* begin SUPPLIED MATERIAL *

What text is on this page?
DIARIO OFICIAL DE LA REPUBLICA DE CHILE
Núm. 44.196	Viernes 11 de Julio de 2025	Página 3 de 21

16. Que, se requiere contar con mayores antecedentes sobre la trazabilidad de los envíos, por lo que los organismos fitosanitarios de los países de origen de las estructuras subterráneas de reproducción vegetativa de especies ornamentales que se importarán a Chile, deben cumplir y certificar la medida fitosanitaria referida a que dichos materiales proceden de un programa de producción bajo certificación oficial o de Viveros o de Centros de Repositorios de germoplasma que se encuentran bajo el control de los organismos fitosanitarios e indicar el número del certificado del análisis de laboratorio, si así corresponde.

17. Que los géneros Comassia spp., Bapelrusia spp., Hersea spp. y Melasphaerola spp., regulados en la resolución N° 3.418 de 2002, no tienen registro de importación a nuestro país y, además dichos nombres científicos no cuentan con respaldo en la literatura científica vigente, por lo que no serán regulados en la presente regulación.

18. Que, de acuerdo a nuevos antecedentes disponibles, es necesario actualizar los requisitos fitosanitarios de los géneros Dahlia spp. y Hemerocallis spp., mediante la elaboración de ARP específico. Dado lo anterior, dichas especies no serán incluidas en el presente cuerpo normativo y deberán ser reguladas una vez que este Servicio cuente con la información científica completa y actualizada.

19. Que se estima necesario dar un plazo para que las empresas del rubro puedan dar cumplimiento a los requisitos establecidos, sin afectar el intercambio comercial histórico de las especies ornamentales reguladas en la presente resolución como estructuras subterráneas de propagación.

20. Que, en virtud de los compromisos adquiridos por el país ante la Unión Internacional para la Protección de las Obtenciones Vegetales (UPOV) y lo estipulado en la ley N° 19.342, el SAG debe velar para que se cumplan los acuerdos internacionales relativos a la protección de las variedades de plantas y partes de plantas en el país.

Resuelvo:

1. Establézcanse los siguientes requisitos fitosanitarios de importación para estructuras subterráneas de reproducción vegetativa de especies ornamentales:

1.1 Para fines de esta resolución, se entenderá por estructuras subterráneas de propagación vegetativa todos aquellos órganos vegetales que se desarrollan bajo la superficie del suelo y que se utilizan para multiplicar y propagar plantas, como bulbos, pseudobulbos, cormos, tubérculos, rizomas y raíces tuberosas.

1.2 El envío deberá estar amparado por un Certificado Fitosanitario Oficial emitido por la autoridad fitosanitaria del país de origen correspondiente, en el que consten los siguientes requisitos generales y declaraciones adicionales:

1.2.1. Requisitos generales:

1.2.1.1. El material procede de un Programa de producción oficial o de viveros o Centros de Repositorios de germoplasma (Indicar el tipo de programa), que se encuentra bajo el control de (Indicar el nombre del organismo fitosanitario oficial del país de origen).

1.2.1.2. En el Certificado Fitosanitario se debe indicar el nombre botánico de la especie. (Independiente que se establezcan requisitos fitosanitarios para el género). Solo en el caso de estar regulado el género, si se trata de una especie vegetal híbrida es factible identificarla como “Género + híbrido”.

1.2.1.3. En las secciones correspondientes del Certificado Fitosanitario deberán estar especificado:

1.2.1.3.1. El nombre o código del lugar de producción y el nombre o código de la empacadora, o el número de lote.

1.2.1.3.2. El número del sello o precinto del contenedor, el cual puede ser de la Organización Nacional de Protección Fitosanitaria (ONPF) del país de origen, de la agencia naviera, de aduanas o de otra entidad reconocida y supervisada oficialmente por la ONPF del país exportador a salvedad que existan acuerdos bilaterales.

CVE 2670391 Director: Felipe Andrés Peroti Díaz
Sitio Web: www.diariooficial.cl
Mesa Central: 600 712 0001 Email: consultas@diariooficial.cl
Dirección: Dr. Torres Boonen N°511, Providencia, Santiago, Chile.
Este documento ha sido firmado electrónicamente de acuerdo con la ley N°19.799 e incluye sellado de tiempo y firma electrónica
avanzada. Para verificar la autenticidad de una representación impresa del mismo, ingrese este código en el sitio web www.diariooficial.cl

* end SUPPLIED MATERIAL *

▶ _GIVEN REQUEST_: List all lines in the material containing the string "generales".

▶ _TASK ANSWER_:
1.2 El envío deberá estar amparado por un Certificado Fitosanitario Oficial emitido por la autoridad fitosanitaria del país de origen correspondiente, en el que consten los siguientes requisitos generales y declaraciones adicionales:
1.2.1. Requisitos generales:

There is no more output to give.